The OSI/SPI situation (was Re: [DRAFT 3]: Charter for the Open Source Committee)

From: "graydon(at)pobox(dot)com" <graydon(at)pobox(dot)com>
To: spi-general(at)lists(dot)spi-inc(dot)org
Subject: The OSI/SPI situation (was Re: [DRAFT 3]: Charter for the Open Source Committee)
Date: 1999-11-09 04:22:06
Message-ID: 14375.41326.515370.342368@venge.net
Views: Raw Message | Whole Thread | Download mbox
Thread:
Lists: spi-general

Hi.

As a bit of an outsider (well, not _too_ far outside) looking into
this process, it's clear to me that OSI and SPI have had some fights,
and so everyone is pissed off and accusatory, which makes any sort of
sane monitoring of what's going on a little tricky. You have to cut
through a lot of noise of people blaming each other for debacles,
crises, boondoggles, and other highly political and pointless turns of
phrase.

I was wondering if everyone could chill out and forgive the past for
long enough to give precise (short; please please short) answers to
some questions:

(1) What kind of a legal entity / organization is OSI? It says on the
website that it is a nonprofit seeking 501(c)3 in California. What
does this mean, particularly outside Cali? How is it legally or
financially related to SPI?

-- REQUIRED ACTIONS --
**A)** Retype the OSI/SPI email between "I was wondering" and "related to SPI?", inclusive, keeping every character unchanged.
**B)** Answer these from the OSI/SPI email:
(i) On what date was the message sent?
(ii) To what address was it sent?
(iii) According to the OSI website, in which state is OSI seeking 501(c)3 status?
**C)** Carry on the OSI/SPI email from the point where it stops.

-- INFORMATION PROVIDED --
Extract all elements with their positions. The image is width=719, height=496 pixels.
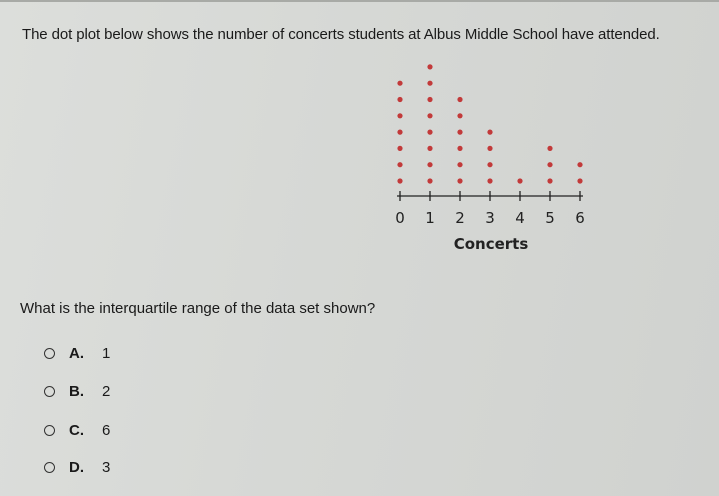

-- RESULTS --
**A)**
I was wondering if everyone could chill out and forgive the past for
long enough to give precise (short; please please short) answers to
some questions:

(1) What kind of a legal entity / organization is OSI? It says on the
website that it is a nonprofit seeking 501(c)3 in California. What
does this mean, particularly outside Cali? How is it legally or
financially related to SPI?

**B)**
(i) 1999-11-09
(ii) spi-general(at)lists(dot)spi-inc(dot)org
(iii) California

**C)**
(2) Has anyone outside OSI (who, forgive the implication, have a
vested intrest) confirmed that the "Open Source" trademark is non
enforceable?

(3) Has the Open Source trademark, in its legally registered form
(enforceable or not) lapsed, as in timed out, as in
no-longer-exists? Or does anyone have a piece of paper somewhere
which says "Bobo owns the trademark 'Open Source'". If so, who is
Bobo? And what is the juristiction of the trademark?

(4) whois says Darren and Martin are contacts for the domain
opensource.(org|net), whereas Bruce and Tim are contacts for
open-source.(org|net). Who is on which board, and who is trying to
hold/transfer which domain(s)? It sounds like there's some
disagreement on this too. Who here actually feels like it's
"their" domain and they should be the contacts? Everyone? Why do
they feel this way? Do they have any legal grounds for this
feeling? This probably depends a little on #1, doesn't it? Does
anyone here know enough Domain Name Law" to know which of the 2
organizations can hold claim to which names? (remember, short
answers)

(5) OSI was, by SPI's (self-interested) telling, established to
monitor the Open Source trademark, which SPI owns. OSI claims
(truthfully or not) that this trademark is defunct, and is now
certifying software using the "OSI Certified Open Source"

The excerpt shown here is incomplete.